§ Aim of the exercise
Pick out all lines of the entries that include the word "Concentration" and copy them.

§ Dataset extract
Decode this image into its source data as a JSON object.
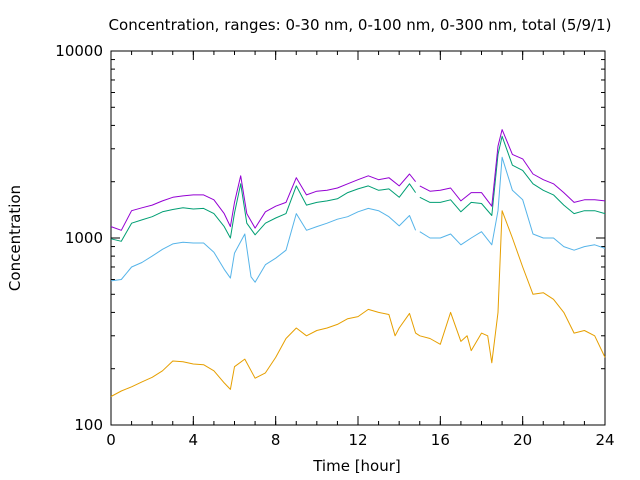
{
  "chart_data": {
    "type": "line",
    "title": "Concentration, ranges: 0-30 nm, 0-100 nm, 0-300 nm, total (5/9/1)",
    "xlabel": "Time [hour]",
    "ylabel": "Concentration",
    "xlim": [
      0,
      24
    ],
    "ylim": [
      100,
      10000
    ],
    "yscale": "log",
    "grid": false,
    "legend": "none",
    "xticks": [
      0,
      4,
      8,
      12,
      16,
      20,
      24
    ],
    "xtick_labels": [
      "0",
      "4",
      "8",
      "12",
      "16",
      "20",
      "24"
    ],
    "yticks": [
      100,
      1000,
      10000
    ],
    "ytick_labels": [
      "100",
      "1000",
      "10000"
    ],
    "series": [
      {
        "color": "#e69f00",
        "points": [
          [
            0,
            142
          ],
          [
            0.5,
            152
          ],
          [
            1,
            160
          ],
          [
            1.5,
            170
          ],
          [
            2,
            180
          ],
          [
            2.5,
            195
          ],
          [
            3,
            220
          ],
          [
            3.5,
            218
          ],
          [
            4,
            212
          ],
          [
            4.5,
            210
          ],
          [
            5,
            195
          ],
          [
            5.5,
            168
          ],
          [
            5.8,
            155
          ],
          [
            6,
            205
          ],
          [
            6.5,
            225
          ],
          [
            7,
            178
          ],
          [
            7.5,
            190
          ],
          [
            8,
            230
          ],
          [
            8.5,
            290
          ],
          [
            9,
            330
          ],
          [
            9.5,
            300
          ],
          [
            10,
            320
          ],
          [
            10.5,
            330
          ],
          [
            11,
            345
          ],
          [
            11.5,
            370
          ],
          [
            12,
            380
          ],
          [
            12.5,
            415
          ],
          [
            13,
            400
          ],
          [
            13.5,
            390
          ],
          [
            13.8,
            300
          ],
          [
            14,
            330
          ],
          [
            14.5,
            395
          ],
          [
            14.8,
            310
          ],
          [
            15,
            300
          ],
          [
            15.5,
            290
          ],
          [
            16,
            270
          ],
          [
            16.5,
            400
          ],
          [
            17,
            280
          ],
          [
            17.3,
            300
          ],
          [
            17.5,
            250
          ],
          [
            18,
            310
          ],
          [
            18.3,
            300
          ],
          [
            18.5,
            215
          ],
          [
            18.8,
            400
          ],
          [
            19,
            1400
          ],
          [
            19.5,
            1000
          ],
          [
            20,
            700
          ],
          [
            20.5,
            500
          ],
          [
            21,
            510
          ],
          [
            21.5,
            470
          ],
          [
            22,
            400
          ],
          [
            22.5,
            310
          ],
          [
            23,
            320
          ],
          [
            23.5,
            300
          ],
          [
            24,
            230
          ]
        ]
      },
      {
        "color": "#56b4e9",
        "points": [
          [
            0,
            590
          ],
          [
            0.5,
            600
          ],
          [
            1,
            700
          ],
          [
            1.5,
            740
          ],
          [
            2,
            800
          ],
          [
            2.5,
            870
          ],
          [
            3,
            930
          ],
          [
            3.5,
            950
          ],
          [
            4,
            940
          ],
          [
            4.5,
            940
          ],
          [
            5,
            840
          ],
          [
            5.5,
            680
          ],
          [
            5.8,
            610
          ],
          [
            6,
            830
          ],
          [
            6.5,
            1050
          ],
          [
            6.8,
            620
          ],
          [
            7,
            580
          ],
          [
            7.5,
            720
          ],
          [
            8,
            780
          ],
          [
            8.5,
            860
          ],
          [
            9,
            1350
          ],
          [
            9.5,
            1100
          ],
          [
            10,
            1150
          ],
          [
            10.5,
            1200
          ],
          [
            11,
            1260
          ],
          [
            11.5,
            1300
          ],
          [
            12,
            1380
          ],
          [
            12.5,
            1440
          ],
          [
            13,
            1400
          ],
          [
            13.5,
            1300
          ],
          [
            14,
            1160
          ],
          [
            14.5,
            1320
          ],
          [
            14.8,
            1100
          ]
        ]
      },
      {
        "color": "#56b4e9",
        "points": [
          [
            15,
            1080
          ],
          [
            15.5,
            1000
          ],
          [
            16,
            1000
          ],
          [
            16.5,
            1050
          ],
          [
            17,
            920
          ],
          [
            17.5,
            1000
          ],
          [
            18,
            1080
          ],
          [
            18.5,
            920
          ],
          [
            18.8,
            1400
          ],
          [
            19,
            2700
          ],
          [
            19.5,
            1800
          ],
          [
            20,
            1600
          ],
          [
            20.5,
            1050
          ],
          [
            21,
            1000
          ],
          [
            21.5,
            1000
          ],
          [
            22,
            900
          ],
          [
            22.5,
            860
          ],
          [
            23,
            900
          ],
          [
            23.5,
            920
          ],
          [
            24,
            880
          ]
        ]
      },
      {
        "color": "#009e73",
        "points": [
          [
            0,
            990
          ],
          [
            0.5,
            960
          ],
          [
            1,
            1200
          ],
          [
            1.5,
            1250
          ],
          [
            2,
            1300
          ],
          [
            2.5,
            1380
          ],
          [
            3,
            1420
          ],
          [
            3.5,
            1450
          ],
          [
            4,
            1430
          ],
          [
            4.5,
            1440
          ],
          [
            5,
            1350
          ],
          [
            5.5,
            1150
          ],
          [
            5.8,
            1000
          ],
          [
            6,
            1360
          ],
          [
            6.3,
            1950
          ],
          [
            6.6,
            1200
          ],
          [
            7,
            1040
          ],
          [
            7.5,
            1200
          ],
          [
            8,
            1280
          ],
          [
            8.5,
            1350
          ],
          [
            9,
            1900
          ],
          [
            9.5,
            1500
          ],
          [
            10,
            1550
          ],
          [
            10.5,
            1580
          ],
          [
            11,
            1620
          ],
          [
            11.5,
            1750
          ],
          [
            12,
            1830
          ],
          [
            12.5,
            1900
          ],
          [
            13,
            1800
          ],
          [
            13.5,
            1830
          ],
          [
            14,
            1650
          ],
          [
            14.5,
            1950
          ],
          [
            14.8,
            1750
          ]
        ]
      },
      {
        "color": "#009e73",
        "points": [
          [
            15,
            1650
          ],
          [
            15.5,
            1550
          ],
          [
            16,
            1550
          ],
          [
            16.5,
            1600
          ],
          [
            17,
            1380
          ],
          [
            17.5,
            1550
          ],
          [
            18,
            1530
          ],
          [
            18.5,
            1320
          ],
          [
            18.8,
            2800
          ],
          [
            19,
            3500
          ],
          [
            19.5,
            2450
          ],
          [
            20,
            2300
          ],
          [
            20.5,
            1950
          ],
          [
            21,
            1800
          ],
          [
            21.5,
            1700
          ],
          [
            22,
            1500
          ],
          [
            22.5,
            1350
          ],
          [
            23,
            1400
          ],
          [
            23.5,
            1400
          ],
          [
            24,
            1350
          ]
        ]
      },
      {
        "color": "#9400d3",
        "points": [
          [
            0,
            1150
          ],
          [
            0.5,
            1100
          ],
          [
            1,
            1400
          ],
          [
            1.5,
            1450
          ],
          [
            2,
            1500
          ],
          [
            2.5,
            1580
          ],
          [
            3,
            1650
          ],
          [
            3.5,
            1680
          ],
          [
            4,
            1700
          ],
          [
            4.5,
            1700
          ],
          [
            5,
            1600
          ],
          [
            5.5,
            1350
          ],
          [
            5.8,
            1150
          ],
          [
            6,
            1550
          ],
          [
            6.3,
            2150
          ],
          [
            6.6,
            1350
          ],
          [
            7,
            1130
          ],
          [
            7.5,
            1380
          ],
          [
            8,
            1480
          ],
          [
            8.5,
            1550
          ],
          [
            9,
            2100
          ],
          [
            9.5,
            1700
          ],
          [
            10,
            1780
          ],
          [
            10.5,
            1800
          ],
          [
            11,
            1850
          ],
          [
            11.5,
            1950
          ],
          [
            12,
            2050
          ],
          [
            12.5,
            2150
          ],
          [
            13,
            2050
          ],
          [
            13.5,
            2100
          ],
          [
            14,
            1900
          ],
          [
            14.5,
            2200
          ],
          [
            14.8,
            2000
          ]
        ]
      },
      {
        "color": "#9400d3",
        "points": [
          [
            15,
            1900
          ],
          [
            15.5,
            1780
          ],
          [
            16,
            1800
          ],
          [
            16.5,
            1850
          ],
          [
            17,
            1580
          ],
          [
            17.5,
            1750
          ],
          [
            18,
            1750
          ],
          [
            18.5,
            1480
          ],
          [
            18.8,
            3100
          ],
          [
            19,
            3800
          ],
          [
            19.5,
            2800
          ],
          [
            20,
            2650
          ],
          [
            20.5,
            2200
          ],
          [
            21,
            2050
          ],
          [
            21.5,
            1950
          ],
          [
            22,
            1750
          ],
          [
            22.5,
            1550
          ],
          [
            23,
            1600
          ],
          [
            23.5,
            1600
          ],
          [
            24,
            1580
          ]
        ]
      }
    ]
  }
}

§ Task answer
    "title": "Concentration, ranges: 0-30 nm, 0-100 nm, 0-300 nm, total (5/9/1)",
    "ylabel": "Concentration",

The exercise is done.